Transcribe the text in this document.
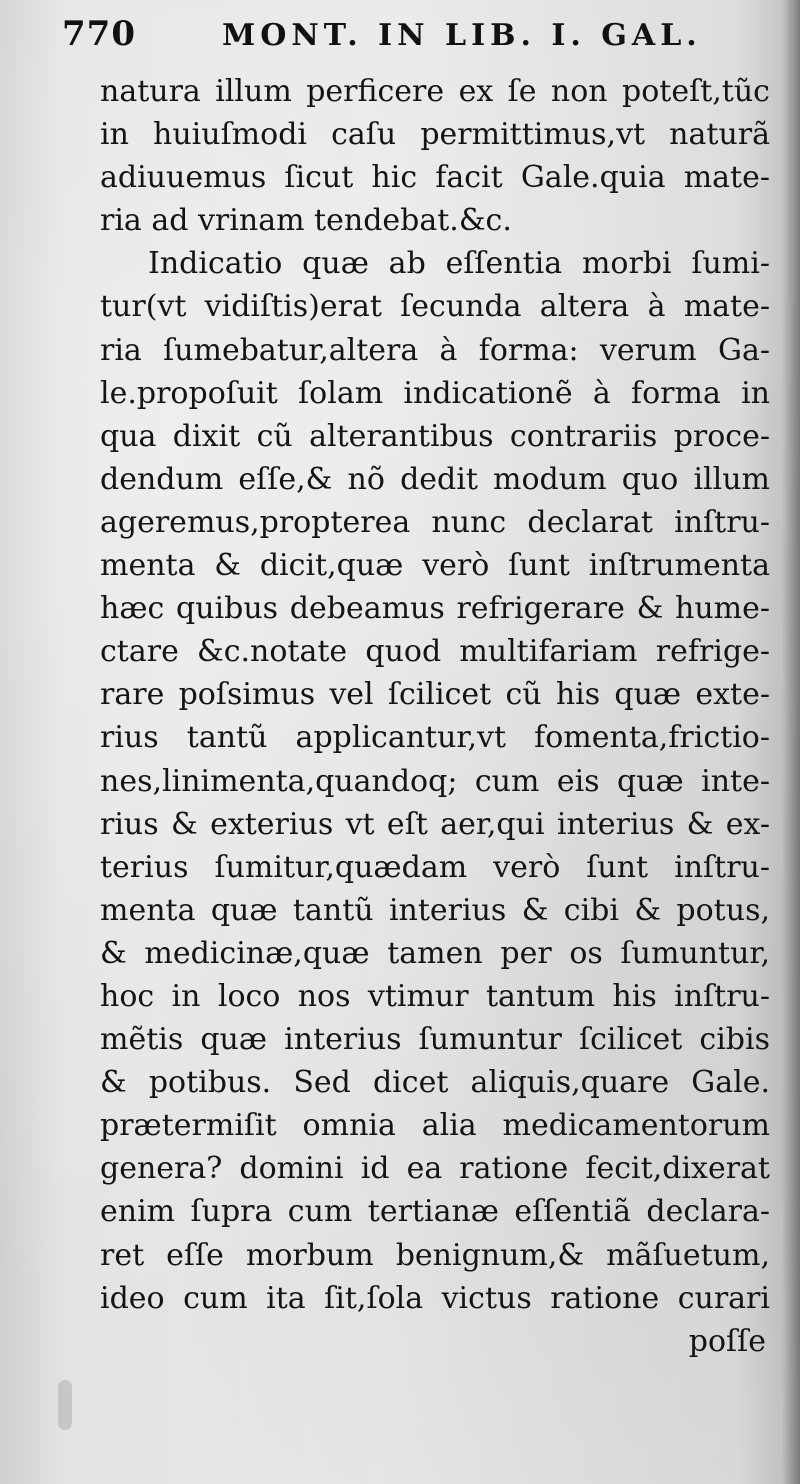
770	MONT. IN LIB. I. GAL.
natura illum perficere ex ſe non poteſt,tũc
in huiuſmodi caſu permittimus,vt naturã
adiuuemus ſicut hic facit Gale.quia mate-
ria ad vrinam tendebat.&c.
Indicatio quæ ab eſſentia morbi ſumi-
tur(vt vidiſtis)erat ſecunda altera à mate-
ria ſumebatur,altera à forma: verum Ga-
le.propoſuit ſolam indicationẽ à forma in
qua dixit cũ alterantibus contrariis proce-
dendum eſſe,& nõ dedit modum quo illum
ageremus,propterea nunc declarat inſtru-
menta & dicit,quæ verò ſunt inſtrumenta
hæc quibus debeamus refrigerare & hume-
ctare &c.notate quod multifariam refrige-
rare poſsimus vel ſcilicet cũ his quæ exte-
rius tantũ applicantur,vt fomenta,frictio-
nes,linimenta,quandoq; cum eis quæ inte-
rius & exterius vt eſt aer,qui interius & ex-
terius ſumitur,quædam verò ſunt inſtru-
menta quæ tantũ interius & cibi & potus,
& medicinæ,quæ tamen per os ſumuntur,
hoc in loco nos vtimur tantum his inſtru-
mẽtis quæ interius ſumuntur ſcilicet cibis
& potibus. Sed dicet aliquis,quare Gale.
prætermiſit omnia alia medicamentorum
genera? domini id ea ratione fecit,dixerat
enim ſupra cum tertianæ eſſentiã declara-
ret eſſe morbum benignum,& mãſuetum,
ideo cum ita ſit,ſola victus ratione curari
poſſe
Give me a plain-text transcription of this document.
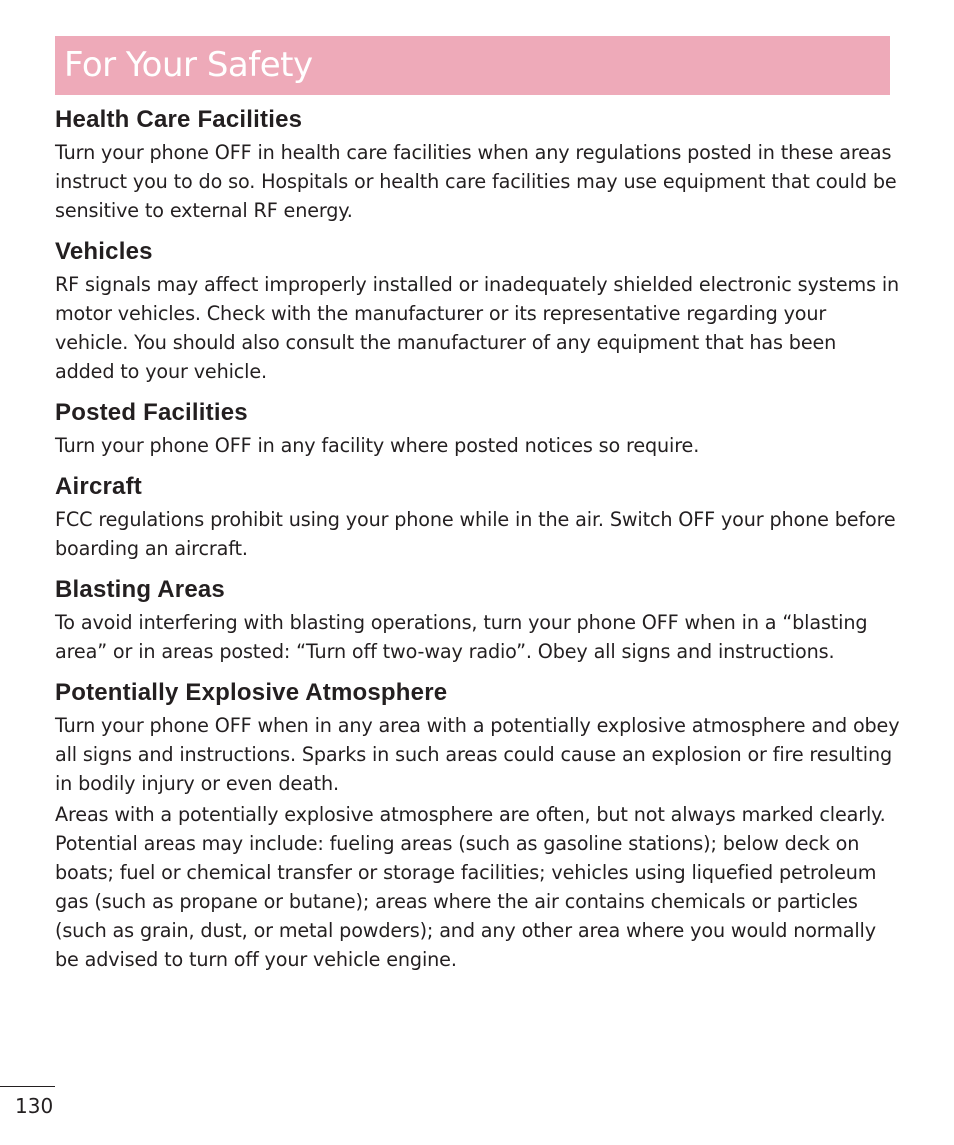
For Your Safety
Health Care Facilities

Turn your phone OFF in health care facilities when any regulations posted in these areas instruct you to do so. Hospitals or health care facilities may use equipment that could be sensitive to external RF energy.

Vehicles

RF signals may affect improperly installed or inadequately shielded electronic systems in motor vehicles. Check with the manufacturer or its representative regarding your vehicle. You should also consult the manufacturer of any equipment that has been added to your vehicle.

Posted Facilities

Turn your phone OFF in any facility where posted notices so require.

Aircraft

FCC regulations prohibit using your phone while in the air. Switch OFF your phone before boarding an aircraft.

Blasting Areas

To avoid interfering with blasting operations, turn your phone OFF when in a “blasting area” or in areas posted: “Turn off two-way radio”. Obey all signs and instructions.

Potentially Explosive Atmosphere

Turn your phone OFF when in any area with a potentially explosive atmosphere and obey all signs and instructions. Sparks in such areas could cause an explosion or fire resulting in bodily injury or even death.

Areas with a potentially explosive atmosphere are often, but not always marked clearly. Potential areas may include: fueling areas (such as gasoline stations); below deck on boats; fuel or chemical transfer or storage facilities; vehicles using liquefied petroleum gas (such as propane or butane); areas where the air contains chemicals or particles (such as grain, dust, or metal powders); and any other area where you would normally be advised to turn off your vehicle engine.

130
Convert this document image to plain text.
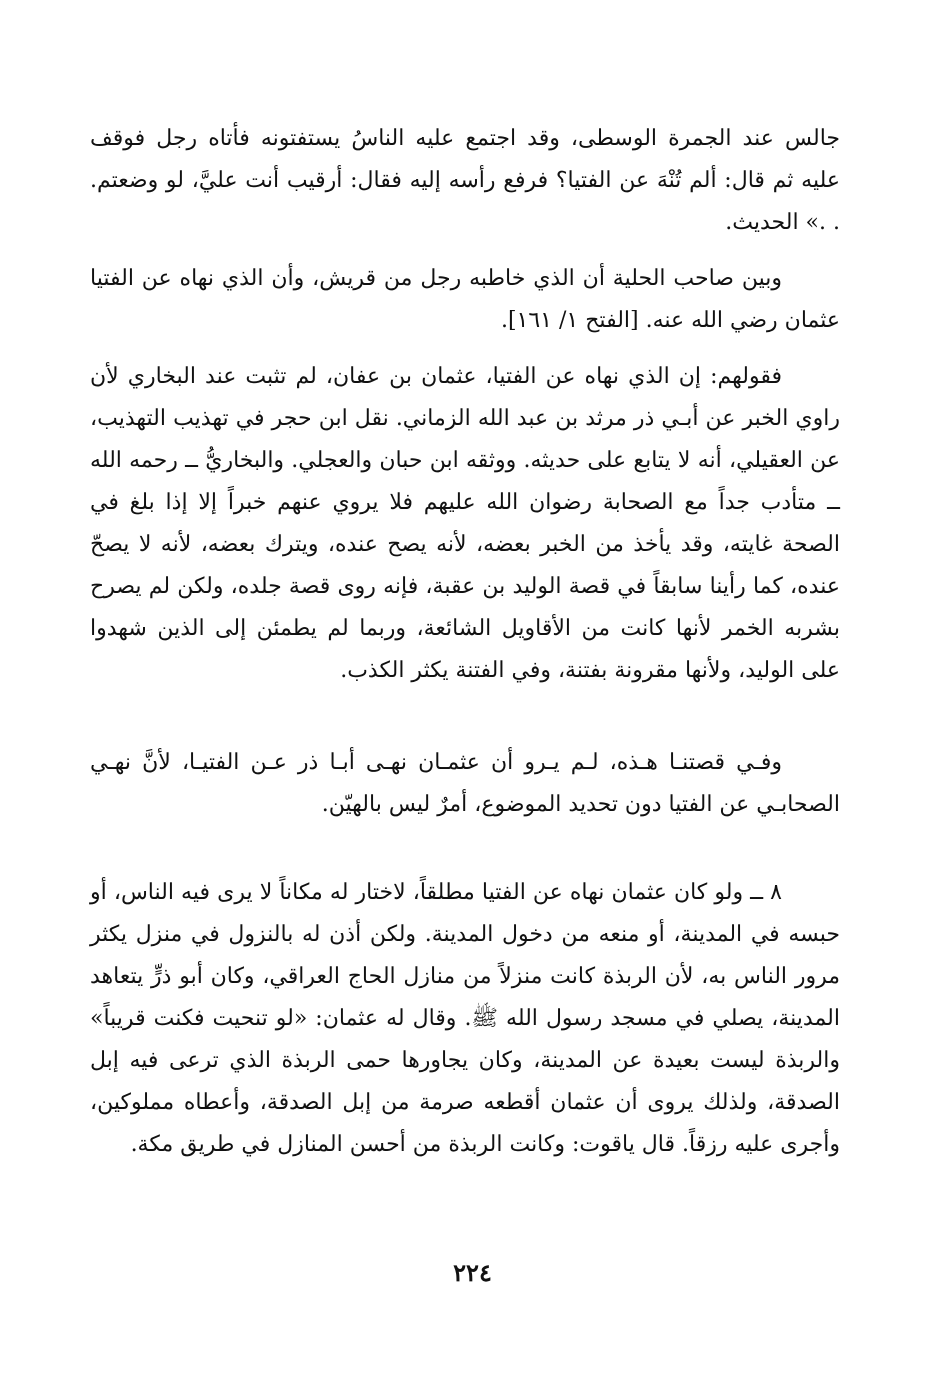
جالس عند الجمرة الوسطى، وقد اجتمع عليه الناسُ يستفتونه فأتاه رجل فوقف عليه ثم قال: ألم تُنْهَ عن الفتيا؟ فرفع رأسه إليه فقال: أرقيب أنت عليَّ، لو وضعتم. . .» الحديث.

وبين صاحب الحلية أن الذي خاطبه رجل من قريش، وأن الذي نهاه عن الفتيا عثمان رضي الله عنه. [الفتح ١/ ١٦١].

فقولهم: إن الذي نهاه عن الفتيا، عثمان بن عفان، لم تثبت عند البخاري لأن راوي الخبر عن أبـي ذر مرثد بن عبد الله الزماني. نقل ابن حجر في تهذيب التهذيب، عن العقيلي، أنه لا يتابع على حديثه. ووثقه ابن حبان والعجلي. والبخاريُّ ــ رحمه الله ــ متأدب جداً مع الصحابة رضوان الله عليهم فلا يروي عنهم خبراً إلا إذا بلغ في الصحة غايته، وقد يأخذ من الخبر بعضه، لأنه يصح عنده، ويترك بعضه، لأنه لا يصحّ عنده، كما رأينا سابقاً في قصة الوليد بن عقبة، فإنه روى قصة جلده، ولكن لم يصرح بشربه الخمر لأنها كانت من الأقاويل الشائعة، وربما لم يطمئن إلى الذين شهدوا على الوليد، ولأنها مقرونة بفتنة، وفي الفتنة يكثر الكذب.

وفـي قصتنـا هـذه، لـم يـرو أن عثمـان نهـى أبـا ذر عـن الفتيـا، لأنَّ نهـي الصحابـي عن الفتيا دون تحديد الموضوع، أمرٌ ليس بالهيّن.

٨ ــ ولو كان عثمان نهاه عن الفتيا مطلقاً، لاختار له مكاناً لا يرى فيه الناس، أو حبسه في المدينة، أو منعه من دخول المدينة. ولكن أذن له بالنزول في منزل يكثر مرور الناس به، لأن الربذة كانت منزلاً من منازل الحاج العراقي، وكان أبو ذرٍّ يتعاهد المدينة، يصلي في مسجد رسول الله ﷺ. وقال له عثمان: «لو تنحيت فكنت قريباً» والربذة ليست بعيدة عن المدينة، وكان يجاورها حمى الربذة الذي ترعى فيه إبل الصدقة، ولذلك يروى أن عثمان أقطعه صرمة من إبل الصدقة، وأعطاه مملوكين، وأجرى عليه رزقاً. قال ياقوت: وكانت الربذة من أحسن المنازل في طريق مكة.

٢٢٤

> [Task description]:
Find and copy every line in the entries above where the string "text" occurs.

> [Exercise response]:
Transcribe the text in this document.
Give me a plain-text transcription of this document.
Convert this document image to plain text.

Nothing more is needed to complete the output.